# Data extract
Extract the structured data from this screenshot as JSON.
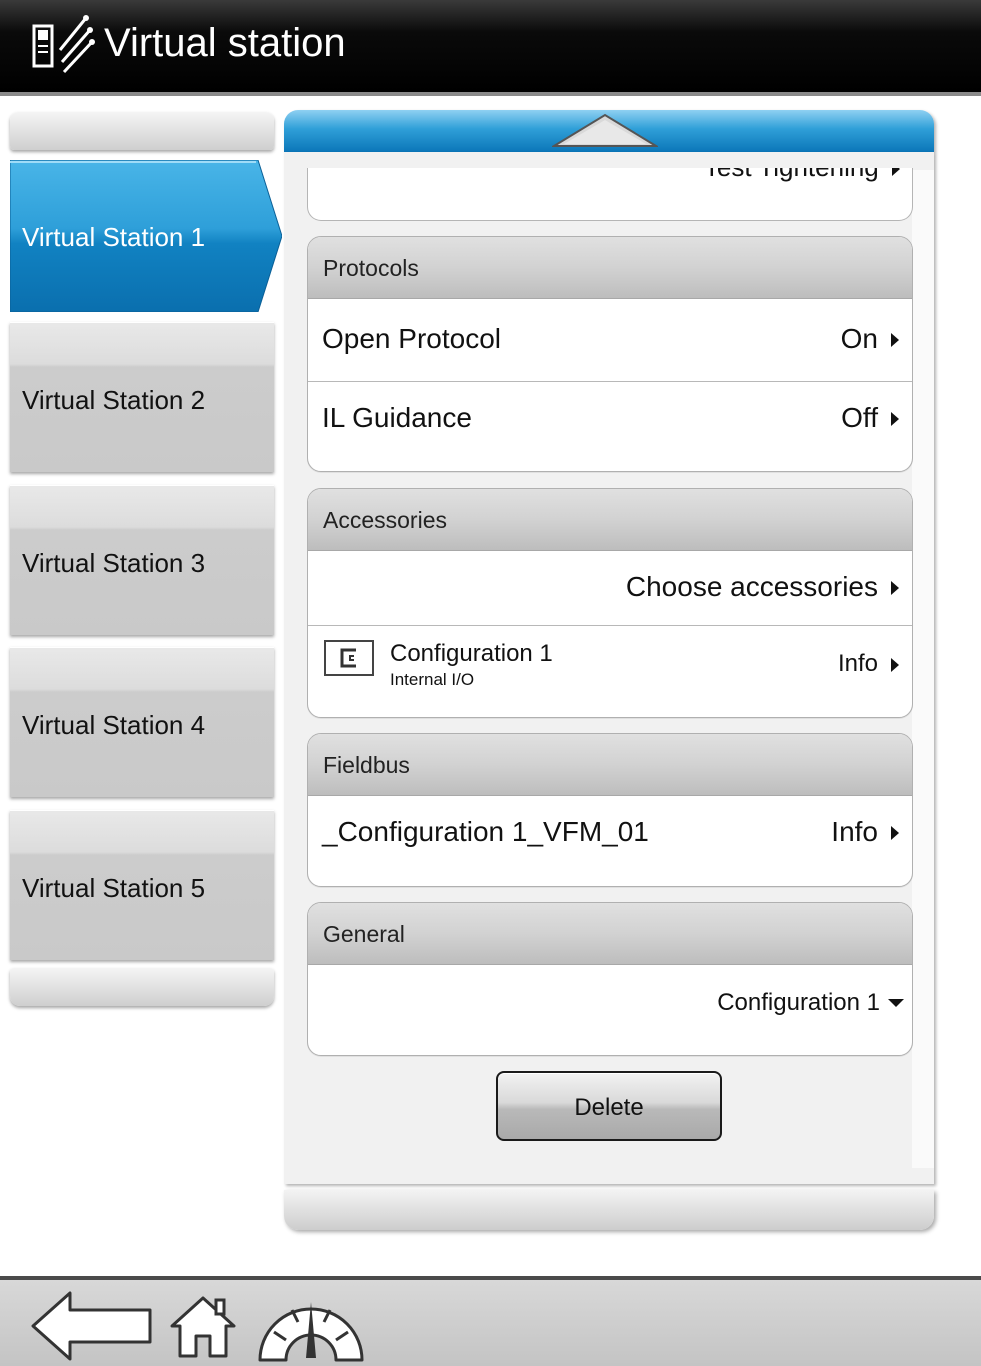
{
  "header": {
    "title": "Virtual station",
    "icon": "virtual-station-icon"
  },
  "stations": [
    {
      "label": "Virtual Station 1",
      "active": true
    },
    {
      "label": "Virtual Station 2",
      "active": false
    },
    {
      "label": "Virtual Station 3",
      "active": false
    },
    {
      "label": "Virtual Station 4",
      "active": false
    },
    {
      "label": "Virtual Station 5",
      "active": false
    }
  ],
  "clipped_row": {
    "label": "Test Tightening"
  },
  "protocols": {
    "header": "Protocols",
    "rows": [
      {
        "label": "Open Protocol",
        "value": "On"
      },
      {
        "label": "IL Guidance",
        "value": "Off"
      }
    ]
  },
  "accessories": {
    "header": "Accessories",
    "choose": "Choose accessories",
    "config": {
      "title": "Configuration 1",
      "subtitle": "Internal I/O",
      "value": "Info",
      "icon": "config-c-icon"
    }
  },
  "fieldbus": {
    "header": "Fieldbus",
    "row": {
      "label": "_Configuration 1_VFM_01",
      "value": "Info"
    }
  },
  "general": {
    "header": "General",
    "dropdown": {
      "value": "Configuration 1"
    }
  },
  "delete_label": "Delete",
  "nav": {
    "icons": [
      "back-arrow-icon",
      "home-icon",
      "gauge-icon"
    ]
  },
  "colors": {
    "accent": "#1a86c8",
    "header_bg": "#000000"
  }
}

# Exercise goal
All lines in the data that contain the word "value" should be copied.

# Full output
        "value": "On"
        "value": "Off"
      "value": "Info",
      "value": "Info"
      "value": "Configuration 1"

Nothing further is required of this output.